- _Given records_:
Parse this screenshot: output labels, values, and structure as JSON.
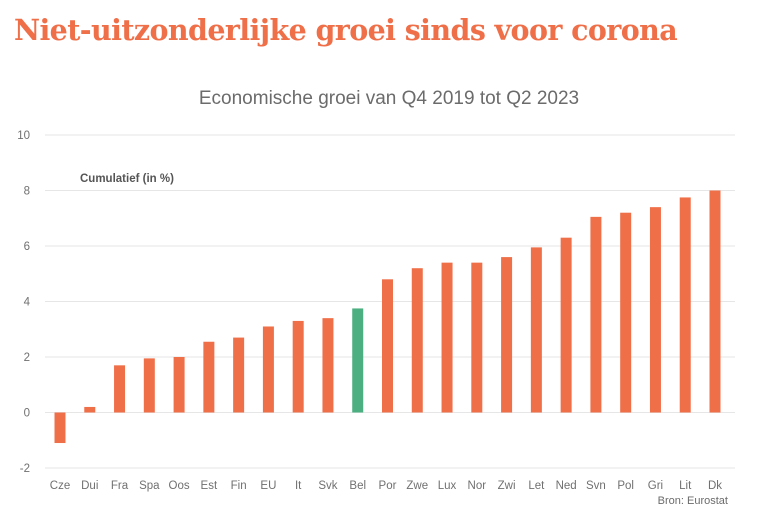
{
  "headline": "Niet-uitzonderlijke groei sinds voor corona",
  "source": "Bron: Eurostat",
  "colors": {
    "bar": "#ef6f49",
    "highlight": "#4caf82",
    "headline": "#ef6f49",
    "grid": "#e6e6e6"
  },
  "chart_data": {
    "type": "bar",
    "title": "Economische groei van Q4 2019 tot Q2 2023",
    "annotation": "Cumulatief (in %)",
    "xlabel": "",
    "ylabel": "",
    "ylim": [
      -2,
      10
    ],
    "yticks": [
      -2,
      0,
      2,
      4,
      6,
      8,
      10
    ],
    "grid": true,
    "highlight_category": "Bel",
    "categories": [
      "Cze",
      "Dui",
      "Fra",
      "Spa",
      "Oos",
      "Est",
      "Fin",
      "EU",
      "It",
      "Svk",
      "Bel",
      "Por",
      "Zwe",
      "Lux",
      "Nor",
      "Zwi",
      "Let",
      "Ned",
      "Svn",
      "Pol",
      "Gri",
      "Lit",
      "Dk"
    ],
    "values": [
      -1.1,
      0.2,
      1.7,
      1.95,
      2.0,
      2.55,
      2.7,
      3.1,
      3.3,
      3.4,
      3.75,
      4.8,
      5.2,
      5.4,
      5.4,
      5.6,
      5.95,
      6.3,
      7.05,
      7.2,
      7.4,
      7.75,
      8.0
    ]
  }
}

- _Your objective_: Transcribe each line above verbatim, with the pictures left out.

- _Result of this exercise_:
Parse this screenshot: output labels, values, and structure as JSON.
{
  "headline": "Niet-uitzonderlijke groei sinds voor corona",
  "source": "Bron: Eurostat",
  "colors": {
    "bar": "#ef6f49",
    "highlight": "#4caf82",
    "headline": "#ef6f49",
    "grid": "#e6e6e6"
  },
  "chart_data": {
    "type": "bar",
    "title": "Economische groei van Q4 2019 tot Q2 2023",
    "annotation": "Cumulatief (in %)",
    "xlabel": "",
    "ylabel": "",
    "ylim": [
      -2,
      10
    ],
    "yticks": [
      -2,
      0,
      2,
      4,
      6,
      8,
      10
    ],
    "grid": true,
    "highlight_category": "Bel",
    "categories": [
      "Cze",
      "Dui",
      "Fra",
      "Spa",
      "Oos",
      "Est",
      "Fin",
      "EU",
      "It",
      "Svk",
      "Bel",
      "Por",
      "Zwe",
      "Lux",
      "Nor",
      "Zwi",
      "Let",
      "Ned",
      "Svn",
      "Pol",
      "Gri",
      "Lit",
      "Dk"
    ],
    "values": [
      -1.1,
      0.2,
      1.7,
      1.95,
      2.0,
      2.55,
      2.7,
      3.1,
      3.3,
      3.4,
      3.75,
      4.8,
      5.2,
      5.4,
      5.4,
      5.6,
      5.95,
      6.3,
      7.05,
      7.2,
      7.4,
      7.75,
      8.0
    ]
  }
}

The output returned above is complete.